*Entries with figure data:*
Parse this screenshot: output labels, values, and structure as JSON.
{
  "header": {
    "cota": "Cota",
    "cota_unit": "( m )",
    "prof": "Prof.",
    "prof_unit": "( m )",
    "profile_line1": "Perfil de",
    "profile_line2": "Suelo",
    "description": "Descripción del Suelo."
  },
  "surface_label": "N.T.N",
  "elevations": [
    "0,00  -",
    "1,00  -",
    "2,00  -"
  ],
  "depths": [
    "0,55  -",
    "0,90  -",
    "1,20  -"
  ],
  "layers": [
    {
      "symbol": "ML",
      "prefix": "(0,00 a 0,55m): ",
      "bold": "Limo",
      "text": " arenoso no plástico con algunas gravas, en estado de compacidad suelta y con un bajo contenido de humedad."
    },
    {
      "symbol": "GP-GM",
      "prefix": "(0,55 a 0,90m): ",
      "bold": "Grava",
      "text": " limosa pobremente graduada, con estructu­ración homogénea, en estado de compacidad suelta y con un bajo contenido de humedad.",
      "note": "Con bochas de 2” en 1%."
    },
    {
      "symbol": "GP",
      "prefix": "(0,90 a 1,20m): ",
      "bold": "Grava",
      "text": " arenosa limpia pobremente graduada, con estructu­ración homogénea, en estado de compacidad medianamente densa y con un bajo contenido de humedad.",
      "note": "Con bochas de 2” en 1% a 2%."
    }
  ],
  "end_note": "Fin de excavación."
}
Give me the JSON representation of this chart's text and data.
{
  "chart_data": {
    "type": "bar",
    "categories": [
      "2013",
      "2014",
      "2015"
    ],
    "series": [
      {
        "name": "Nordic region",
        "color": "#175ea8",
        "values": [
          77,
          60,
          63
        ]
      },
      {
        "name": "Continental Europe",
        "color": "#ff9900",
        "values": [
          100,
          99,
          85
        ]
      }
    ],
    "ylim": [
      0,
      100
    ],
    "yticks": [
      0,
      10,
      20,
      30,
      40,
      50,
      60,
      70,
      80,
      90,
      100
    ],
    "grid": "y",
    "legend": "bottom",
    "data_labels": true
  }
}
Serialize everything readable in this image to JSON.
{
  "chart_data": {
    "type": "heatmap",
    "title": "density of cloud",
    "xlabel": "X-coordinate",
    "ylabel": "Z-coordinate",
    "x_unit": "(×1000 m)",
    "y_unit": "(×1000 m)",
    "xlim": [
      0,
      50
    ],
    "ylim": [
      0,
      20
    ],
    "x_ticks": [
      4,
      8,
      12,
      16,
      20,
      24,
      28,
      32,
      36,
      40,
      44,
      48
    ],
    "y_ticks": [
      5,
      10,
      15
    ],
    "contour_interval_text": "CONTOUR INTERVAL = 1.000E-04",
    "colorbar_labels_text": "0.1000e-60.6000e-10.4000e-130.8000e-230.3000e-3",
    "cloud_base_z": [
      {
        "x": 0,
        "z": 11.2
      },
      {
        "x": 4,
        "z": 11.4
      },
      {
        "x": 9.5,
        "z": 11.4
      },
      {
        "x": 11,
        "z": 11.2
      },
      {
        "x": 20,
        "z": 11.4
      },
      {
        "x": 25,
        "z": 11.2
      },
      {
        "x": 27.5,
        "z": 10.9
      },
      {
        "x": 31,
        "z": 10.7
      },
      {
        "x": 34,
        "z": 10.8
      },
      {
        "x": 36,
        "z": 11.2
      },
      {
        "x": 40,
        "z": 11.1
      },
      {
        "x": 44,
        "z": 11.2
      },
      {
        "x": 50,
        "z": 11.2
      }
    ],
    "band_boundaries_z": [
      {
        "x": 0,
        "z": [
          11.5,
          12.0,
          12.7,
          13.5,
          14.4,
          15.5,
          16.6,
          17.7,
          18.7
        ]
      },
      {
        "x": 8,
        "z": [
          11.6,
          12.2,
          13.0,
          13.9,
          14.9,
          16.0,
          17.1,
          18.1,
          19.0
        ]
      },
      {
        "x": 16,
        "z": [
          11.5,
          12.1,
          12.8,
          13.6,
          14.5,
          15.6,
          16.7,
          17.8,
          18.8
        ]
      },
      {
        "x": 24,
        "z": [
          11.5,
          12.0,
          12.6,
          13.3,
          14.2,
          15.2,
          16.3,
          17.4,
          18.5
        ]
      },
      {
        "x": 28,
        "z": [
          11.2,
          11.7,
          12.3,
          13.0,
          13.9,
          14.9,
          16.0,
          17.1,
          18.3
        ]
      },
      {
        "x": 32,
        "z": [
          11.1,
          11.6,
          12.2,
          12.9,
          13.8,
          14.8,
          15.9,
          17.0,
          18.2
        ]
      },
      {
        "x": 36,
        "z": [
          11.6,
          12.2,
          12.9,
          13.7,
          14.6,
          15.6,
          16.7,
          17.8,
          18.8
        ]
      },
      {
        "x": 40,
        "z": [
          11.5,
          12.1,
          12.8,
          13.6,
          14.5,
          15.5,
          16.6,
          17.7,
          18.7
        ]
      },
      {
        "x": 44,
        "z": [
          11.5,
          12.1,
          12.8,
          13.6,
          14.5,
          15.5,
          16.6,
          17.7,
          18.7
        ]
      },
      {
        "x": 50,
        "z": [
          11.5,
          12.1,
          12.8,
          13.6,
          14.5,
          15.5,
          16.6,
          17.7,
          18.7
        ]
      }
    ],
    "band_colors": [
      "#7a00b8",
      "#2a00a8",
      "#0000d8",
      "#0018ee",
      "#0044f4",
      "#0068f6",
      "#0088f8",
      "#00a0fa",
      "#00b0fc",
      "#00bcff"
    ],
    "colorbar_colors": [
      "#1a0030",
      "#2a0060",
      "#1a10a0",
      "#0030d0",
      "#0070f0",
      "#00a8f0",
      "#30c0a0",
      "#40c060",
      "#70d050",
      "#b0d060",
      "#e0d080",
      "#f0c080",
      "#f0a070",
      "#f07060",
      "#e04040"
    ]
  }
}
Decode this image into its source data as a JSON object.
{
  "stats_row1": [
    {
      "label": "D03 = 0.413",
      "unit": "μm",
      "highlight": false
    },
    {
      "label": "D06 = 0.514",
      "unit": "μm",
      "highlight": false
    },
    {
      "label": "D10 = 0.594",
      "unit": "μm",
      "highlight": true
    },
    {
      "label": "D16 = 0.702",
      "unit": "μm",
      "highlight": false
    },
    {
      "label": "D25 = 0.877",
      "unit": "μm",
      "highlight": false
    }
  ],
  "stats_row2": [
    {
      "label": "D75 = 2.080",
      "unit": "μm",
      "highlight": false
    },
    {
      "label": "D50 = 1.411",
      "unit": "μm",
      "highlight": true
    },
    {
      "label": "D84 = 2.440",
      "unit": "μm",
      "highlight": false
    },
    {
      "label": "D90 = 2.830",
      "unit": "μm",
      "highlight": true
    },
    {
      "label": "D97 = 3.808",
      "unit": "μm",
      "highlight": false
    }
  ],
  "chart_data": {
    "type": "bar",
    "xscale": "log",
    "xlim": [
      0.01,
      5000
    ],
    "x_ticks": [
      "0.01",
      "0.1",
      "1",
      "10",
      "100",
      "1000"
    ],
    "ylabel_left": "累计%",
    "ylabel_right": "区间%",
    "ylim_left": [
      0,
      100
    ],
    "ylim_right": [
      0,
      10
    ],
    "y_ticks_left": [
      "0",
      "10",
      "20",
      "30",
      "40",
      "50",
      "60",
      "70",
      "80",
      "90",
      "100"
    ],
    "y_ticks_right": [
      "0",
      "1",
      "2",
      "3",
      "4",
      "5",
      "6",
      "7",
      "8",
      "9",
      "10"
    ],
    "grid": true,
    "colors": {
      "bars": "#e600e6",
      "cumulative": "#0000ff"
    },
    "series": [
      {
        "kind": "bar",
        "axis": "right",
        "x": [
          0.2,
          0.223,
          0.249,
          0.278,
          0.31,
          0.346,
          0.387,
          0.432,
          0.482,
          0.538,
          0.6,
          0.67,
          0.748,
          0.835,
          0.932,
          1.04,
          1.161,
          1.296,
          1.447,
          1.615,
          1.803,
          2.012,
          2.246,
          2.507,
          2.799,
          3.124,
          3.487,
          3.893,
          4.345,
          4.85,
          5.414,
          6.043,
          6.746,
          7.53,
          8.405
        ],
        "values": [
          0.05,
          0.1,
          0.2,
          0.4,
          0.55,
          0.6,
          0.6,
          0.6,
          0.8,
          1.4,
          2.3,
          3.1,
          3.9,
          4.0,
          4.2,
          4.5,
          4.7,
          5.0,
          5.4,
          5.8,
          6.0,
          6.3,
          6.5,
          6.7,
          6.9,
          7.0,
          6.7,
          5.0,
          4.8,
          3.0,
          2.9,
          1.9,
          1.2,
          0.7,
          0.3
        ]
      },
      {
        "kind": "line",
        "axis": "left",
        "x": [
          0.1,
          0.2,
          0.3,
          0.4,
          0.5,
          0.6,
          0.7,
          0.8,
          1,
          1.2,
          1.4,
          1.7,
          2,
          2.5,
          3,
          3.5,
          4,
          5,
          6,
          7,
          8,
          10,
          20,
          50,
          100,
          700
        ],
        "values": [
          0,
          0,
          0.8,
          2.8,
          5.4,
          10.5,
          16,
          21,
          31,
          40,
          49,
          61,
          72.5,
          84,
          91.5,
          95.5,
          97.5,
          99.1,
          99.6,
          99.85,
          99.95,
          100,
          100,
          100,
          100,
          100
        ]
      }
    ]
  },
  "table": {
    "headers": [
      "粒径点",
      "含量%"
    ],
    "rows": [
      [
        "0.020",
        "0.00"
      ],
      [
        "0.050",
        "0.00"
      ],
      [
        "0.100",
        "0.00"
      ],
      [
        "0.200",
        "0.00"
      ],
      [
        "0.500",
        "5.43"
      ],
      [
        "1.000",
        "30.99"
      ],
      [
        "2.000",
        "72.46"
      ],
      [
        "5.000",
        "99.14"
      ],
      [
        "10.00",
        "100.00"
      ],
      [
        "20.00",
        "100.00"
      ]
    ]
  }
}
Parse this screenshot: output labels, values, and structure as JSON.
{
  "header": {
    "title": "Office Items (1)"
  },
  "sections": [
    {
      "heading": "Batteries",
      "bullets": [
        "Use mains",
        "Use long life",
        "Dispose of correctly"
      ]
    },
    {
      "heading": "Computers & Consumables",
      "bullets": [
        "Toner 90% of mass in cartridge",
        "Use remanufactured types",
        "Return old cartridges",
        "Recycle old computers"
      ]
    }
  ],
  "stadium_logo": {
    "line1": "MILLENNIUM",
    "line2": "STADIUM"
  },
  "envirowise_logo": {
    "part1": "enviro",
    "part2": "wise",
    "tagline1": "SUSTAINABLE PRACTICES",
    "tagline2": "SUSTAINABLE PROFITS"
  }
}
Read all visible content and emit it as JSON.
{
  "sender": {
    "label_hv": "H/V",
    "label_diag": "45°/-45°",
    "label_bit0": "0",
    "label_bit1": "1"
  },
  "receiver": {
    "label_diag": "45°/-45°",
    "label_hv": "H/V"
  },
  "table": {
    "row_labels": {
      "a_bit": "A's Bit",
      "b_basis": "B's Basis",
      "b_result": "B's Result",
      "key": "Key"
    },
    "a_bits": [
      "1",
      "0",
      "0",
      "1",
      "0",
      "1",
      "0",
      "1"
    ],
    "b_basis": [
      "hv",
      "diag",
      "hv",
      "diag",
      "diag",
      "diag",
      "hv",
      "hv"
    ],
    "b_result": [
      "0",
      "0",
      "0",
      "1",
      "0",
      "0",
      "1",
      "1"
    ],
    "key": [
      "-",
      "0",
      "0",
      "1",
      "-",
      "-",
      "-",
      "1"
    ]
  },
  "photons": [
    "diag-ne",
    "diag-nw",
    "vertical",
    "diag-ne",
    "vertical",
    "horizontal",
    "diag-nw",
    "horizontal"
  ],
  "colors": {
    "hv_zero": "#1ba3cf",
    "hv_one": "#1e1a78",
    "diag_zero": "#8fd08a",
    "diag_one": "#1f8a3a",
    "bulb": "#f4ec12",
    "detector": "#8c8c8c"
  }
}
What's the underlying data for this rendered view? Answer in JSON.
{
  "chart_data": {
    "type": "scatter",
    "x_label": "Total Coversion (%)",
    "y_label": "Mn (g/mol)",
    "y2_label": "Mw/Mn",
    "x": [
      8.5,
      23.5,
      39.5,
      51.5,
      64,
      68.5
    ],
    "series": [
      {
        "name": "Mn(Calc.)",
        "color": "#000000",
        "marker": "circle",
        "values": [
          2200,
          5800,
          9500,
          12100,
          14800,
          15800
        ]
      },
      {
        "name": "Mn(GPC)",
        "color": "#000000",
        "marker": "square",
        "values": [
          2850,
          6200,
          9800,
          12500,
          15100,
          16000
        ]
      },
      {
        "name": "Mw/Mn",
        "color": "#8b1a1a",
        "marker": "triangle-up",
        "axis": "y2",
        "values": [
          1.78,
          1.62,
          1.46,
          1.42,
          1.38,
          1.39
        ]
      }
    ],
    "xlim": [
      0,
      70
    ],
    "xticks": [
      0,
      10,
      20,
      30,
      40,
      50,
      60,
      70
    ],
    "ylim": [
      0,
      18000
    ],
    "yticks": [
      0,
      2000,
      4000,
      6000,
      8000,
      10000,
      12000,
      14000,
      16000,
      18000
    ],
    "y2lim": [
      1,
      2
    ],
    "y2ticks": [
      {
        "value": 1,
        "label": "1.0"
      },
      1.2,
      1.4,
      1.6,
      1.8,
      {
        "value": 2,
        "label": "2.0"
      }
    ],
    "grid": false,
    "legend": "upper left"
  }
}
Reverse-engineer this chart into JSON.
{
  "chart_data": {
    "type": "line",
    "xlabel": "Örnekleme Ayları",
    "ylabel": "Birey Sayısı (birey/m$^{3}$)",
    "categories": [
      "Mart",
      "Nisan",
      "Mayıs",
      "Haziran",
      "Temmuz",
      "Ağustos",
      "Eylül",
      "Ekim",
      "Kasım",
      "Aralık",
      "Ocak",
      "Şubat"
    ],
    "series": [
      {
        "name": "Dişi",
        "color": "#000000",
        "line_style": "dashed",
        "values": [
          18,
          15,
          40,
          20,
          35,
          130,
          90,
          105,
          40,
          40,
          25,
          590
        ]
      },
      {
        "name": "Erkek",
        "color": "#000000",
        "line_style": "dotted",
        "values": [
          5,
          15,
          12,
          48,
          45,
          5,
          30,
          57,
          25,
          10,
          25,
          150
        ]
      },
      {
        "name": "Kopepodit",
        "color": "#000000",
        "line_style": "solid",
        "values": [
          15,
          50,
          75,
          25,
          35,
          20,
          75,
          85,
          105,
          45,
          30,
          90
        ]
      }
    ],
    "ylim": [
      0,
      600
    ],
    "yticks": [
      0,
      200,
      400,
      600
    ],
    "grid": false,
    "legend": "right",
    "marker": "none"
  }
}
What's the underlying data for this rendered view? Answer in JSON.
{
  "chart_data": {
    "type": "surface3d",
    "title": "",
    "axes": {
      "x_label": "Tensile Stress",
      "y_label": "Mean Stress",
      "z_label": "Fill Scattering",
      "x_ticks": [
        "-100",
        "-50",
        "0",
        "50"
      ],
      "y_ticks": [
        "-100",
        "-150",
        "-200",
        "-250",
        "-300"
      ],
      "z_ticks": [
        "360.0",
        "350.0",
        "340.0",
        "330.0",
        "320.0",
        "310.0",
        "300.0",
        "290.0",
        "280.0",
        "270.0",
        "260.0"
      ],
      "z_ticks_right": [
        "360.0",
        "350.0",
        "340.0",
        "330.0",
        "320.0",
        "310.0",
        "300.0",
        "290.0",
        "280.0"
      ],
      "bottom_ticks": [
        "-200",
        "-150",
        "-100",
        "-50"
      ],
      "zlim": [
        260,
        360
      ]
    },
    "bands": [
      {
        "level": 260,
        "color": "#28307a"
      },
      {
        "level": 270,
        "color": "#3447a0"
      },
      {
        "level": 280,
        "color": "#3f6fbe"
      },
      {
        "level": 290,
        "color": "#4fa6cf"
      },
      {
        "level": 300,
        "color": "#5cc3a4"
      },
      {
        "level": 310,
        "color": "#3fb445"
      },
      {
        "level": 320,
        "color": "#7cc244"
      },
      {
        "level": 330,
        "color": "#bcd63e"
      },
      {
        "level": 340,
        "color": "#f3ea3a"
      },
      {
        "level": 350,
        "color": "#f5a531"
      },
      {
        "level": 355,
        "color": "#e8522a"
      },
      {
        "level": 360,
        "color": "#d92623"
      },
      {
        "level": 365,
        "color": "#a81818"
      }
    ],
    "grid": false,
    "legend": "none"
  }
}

*Goal:* Identify every line where the string "homogénea" appears.

*Solved exercise:*
      "text": " limosa pobremente graduada, con estructu­ración homogénea, en estado de compacidad suelta y con un bajo contenido de humedad.",
      "text": " arenosa limpia pobremente graduada, con estructu­ración homogénea, en estado de compacidad medianamente densa y con un bajo contenido de humedad.",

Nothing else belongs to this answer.